◆ SUPPLIED MATERIAL ◆

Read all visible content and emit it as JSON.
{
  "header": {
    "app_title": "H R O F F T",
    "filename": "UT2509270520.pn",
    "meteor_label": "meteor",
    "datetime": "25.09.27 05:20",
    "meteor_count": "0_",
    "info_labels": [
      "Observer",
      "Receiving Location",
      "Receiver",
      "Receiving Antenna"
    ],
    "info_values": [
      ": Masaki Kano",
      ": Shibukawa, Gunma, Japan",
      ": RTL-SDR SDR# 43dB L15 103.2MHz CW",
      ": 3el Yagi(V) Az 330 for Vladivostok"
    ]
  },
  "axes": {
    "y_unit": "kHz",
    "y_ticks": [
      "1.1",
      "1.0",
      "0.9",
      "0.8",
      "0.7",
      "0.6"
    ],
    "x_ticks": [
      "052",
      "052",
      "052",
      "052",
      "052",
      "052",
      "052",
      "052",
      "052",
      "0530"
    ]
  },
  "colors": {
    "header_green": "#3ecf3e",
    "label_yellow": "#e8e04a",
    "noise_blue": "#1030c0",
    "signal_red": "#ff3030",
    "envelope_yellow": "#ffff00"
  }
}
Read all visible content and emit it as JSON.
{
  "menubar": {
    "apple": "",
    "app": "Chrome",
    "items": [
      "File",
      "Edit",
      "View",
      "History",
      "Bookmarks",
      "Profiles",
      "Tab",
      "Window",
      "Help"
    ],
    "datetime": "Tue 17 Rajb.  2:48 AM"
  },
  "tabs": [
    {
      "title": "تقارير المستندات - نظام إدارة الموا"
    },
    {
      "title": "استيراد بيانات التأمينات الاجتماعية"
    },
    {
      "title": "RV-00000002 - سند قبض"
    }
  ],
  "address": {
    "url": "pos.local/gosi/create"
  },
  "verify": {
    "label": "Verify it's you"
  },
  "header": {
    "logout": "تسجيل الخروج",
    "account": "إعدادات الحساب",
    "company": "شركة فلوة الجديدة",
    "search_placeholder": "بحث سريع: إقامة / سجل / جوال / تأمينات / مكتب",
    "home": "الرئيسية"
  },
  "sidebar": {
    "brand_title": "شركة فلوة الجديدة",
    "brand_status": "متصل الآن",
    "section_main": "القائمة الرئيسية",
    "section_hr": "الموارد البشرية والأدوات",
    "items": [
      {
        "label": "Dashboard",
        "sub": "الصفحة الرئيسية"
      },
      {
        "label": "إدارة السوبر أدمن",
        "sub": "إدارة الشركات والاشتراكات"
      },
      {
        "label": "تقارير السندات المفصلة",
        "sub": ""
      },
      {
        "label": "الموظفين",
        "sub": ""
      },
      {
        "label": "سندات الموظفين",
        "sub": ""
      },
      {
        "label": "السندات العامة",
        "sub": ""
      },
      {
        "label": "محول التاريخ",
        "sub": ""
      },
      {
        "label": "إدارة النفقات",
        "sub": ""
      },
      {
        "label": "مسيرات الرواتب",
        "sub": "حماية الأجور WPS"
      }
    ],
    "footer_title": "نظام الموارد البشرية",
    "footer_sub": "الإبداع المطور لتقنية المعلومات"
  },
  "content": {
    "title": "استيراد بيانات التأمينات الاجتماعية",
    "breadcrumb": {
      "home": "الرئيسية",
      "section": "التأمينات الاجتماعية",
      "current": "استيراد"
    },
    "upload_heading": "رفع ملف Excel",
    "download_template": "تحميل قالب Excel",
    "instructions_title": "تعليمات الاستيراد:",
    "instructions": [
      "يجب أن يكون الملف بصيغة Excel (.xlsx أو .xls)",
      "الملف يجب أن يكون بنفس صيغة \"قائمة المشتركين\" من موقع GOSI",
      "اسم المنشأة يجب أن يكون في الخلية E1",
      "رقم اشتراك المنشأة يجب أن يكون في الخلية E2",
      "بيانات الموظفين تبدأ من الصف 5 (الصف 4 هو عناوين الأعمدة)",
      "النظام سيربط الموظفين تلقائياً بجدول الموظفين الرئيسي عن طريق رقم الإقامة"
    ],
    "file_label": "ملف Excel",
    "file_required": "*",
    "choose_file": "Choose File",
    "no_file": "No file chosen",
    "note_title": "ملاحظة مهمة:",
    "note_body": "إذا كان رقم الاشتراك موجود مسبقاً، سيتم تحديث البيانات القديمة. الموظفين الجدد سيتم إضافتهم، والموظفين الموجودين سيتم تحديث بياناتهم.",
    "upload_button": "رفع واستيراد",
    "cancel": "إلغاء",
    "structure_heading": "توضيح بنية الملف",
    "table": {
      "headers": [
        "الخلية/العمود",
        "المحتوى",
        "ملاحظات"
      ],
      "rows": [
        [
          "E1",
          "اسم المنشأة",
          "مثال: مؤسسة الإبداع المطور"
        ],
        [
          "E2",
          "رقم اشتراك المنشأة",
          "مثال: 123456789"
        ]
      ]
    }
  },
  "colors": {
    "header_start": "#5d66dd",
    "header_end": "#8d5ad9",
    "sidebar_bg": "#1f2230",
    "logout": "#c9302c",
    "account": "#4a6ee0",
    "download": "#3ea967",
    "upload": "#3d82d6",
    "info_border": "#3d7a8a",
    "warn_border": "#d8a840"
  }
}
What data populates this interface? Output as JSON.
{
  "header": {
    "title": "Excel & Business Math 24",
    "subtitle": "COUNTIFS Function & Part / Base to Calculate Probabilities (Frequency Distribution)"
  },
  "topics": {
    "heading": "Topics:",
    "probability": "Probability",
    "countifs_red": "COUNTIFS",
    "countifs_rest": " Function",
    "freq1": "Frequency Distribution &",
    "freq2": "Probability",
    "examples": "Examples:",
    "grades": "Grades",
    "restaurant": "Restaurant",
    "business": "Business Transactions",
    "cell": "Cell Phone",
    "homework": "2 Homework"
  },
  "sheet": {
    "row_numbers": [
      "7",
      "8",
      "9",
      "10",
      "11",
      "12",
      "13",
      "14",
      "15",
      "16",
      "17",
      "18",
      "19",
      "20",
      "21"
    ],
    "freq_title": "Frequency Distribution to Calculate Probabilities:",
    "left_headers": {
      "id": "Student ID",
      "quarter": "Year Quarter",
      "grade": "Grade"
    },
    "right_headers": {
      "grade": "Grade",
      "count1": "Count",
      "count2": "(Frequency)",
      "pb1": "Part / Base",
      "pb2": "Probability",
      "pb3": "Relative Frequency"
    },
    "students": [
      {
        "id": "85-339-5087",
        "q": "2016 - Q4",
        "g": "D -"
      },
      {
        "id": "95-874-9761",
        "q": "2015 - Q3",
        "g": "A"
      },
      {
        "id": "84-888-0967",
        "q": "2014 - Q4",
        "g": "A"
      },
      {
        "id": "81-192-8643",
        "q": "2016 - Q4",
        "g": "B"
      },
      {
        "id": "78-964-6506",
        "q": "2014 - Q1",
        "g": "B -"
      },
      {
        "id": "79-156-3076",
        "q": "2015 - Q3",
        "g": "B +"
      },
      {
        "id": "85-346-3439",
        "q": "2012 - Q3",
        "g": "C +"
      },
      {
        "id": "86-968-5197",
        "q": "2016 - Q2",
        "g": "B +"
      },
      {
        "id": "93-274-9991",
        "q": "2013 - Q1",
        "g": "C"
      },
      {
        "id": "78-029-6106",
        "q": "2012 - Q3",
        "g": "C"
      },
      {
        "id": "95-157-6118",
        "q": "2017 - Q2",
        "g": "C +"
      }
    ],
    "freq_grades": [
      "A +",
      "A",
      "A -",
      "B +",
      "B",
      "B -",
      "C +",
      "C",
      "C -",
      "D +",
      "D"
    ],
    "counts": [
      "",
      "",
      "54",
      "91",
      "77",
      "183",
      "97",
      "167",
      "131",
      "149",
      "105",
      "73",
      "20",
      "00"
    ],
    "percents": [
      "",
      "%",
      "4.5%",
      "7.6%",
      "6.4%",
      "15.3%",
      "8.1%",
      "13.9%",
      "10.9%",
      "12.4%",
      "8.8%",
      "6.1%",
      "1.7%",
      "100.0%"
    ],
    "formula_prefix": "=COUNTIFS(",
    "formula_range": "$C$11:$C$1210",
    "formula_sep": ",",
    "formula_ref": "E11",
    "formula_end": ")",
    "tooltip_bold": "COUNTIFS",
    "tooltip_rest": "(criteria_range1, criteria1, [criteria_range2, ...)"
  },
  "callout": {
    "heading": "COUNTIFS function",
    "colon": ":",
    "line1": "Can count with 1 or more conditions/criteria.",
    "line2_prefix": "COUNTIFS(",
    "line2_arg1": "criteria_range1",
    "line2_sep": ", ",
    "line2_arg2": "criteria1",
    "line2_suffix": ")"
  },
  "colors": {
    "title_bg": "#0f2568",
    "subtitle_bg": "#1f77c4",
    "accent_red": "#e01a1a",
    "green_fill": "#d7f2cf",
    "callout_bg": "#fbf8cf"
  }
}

◆ TASK BRIEF ◆
Copy out each line in the preceding records that contains "Part".

◆ RESPONSE TO THIS EXERCISE ◆
    "subtitle": "COUNTIFS Function & Part / Base to Calculate Probabilities (Frequency Distribution)"
      "pb1": "Part / Base",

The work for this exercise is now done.